_STATED TASK_
Write out the records from their first line up to and including the line that contains "charge-level-chart[interactable]: 100% 75%", reproducing every character without change.

* start PROVIDED RECORDS *

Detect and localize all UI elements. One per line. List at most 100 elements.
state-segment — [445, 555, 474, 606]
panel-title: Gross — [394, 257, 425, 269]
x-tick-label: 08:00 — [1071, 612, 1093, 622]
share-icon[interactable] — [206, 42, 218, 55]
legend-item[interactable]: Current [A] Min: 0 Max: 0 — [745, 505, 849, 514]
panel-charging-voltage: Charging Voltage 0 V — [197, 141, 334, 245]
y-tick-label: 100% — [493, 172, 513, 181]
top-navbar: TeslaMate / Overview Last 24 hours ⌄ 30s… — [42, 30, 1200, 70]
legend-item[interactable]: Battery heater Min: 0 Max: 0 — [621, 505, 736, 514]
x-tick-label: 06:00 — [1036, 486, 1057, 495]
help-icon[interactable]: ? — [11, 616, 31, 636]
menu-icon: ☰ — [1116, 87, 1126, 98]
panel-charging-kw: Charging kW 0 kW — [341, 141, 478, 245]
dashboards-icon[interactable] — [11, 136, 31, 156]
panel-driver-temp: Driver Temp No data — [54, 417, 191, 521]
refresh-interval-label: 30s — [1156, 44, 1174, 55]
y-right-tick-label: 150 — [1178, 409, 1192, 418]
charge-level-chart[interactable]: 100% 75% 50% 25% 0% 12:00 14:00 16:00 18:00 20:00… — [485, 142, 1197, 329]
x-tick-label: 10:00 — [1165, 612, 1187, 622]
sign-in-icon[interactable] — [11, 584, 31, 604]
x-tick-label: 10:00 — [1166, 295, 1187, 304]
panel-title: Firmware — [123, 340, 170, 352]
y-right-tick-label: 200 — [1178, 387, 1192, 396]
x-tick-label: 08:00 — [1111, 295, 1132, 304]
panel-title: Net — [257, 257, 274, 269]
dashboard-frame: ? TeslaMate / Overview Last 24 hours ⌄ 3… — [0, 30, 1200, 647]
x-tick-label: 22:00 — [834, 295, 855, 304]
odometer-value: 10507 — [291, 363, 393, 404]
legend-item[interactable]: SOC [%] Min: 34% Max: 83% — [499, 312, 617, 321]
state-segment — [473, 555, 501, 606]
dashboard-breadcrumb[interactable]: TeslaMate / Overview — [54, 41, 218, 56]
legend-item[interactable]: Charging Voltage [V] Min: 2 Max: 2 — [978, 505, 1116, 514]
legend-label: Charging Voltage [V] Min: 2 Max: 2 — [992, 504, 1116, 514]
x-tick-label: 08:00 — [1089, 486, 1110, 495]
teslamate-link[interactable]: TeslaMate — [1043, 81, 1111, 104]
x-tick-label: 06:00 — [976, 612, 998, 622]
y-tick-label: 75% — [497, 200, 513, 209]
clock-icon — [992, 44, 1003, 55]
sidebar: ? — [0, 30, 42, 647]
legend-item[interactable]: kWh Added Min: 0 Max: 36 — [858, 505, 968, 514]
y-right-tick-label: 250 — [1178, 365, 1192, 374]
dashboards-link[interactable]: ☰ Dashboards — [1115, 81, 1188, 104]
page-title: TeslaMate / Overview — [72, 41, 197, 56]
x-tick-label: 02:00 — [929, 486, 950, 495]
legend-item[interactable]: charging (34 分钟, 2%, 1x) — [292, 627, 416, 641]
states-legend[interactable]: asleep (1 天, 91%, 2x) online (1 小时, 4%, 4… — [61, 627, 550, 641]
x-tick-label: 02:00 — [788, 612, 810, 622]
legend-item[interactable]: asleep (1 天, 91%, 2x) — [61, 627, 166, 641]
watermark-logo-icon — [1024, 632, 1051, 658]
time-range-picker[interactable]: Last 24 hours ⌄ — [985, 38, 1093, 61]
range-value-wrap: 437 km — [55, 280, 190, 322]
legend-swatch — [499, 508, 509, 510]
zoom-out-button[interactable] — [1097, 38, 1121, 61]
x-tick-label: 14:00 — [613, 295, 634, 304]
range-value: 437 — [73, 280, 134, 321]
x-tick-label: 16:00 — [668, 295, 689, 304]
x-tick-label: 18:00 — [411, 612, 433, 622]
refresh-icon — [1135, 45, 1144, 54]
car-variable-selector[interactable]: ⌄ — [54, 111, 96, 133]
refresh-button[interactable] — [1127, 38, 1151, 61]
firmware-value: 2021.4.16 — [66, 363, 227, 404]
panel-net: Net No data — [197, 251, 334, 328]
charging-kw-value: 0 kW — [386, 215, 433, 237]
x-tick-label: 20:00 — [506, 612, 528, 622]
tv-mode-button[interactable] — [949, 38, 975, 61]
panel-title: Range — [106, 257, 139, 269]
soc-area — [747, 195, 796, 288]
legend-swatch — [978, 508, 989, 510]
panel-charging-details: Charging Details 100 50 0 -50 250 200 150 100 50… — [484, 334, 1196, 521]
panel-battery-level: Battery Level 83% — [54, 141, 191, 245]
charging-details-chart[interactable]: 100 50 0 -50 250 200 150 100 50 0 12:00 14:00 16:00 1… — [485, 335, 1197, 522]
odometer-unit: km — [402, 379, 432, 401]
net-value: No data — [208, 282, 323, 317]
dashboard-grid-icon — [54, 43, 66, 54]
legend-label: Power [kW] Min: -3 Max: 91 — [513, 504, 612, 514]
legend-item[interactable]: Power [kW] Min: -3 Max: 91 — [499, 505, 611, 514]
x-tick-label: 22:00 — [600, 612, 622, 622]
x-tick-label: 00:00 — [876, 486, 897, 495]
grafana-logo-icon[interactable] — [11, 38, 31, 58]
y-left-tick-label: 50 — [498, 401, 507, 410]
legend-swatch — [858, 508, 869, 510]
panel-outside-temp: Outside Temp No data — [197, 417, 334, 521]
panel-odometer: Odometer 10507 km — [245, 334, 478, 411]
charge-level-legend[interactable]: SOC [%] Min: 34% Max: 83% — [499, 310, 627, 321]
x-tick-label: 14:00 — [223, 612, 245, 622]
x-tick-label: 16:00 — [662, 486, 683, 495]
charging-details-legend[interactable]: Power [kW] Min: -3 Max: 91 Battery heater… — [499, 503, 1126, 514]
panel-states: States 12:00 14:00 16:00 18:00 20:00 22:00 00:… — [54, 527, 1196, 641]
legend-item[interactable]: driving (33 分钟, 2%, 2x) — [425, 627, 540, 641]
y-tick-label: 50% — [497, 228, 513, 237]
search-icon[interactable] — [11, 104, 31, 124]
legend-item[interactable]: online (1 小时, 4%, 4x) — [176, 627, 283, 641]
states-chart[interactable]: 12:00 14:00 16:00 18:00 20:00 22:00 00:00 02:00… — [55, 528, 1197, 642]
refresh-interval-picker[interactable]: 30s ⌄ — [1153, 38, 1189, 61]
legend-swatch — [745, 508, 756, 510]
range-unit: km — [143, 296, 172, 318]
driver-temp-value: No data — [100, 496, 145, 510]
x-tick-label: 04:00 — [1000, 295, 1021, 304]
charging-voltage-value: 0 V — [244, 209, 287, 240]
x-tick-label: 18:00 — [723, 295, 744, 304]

* end PROVIDED RECORDS *

_OUTPUT OF THE EXERCISE_
Detect and localize all UI elements. One per line. List at most 100 elements.
state-segment — [445, 555, 474, 606]
panel-title: Gross — [394, 257, 425, 269]
x-tick-label: 08:00 — [1071, 612, 1093, 622]
share-icon[interactable] — [206, 42, 218, 55]
legend-item[interactable]: Current [A] Min: 0 Max: 0 — [745, 505, 849, 514]
panel-charging-voltage: Charging Voltage 0 V — [197, 141, 334, 245]
y-tick-label: 100% — [493, 172, 513, 181]
top-navbar: TeslaMate / Overview Last 24 hours ⌄ 30s… — [42, 30, 1200, 70]
legend-item[interactable]: Battery heater Min: 0 Max: 0 — [621, 505, 736, 514]
x-tick-label: 06:00 — [1036, 486, 1057, 495]
help-icon[interactable]: ? — [11, 616, 31, 636]
menu-icon: ☰ — [1116, 87, 1126, 98]
panel-charging-kw: Charging kW 0 kW — [341, 141, 478, 245]
dashboards-icon[interactable] — [11, 136, 31, 156]
panel-driver-temp: Driver Temp No data — [54, 417, 191, 521]
refresh-interval-label: 30s — [1156, 44, 1174, 55]
y-right-tick-label: 150 — [1178, 409, 1192, 418]
charge-level-chart[interactable]: 100% 75% 50% 25% 0% 12:00 14:00 16:00 18:00 20:00… — [485, 142, 1197, 329]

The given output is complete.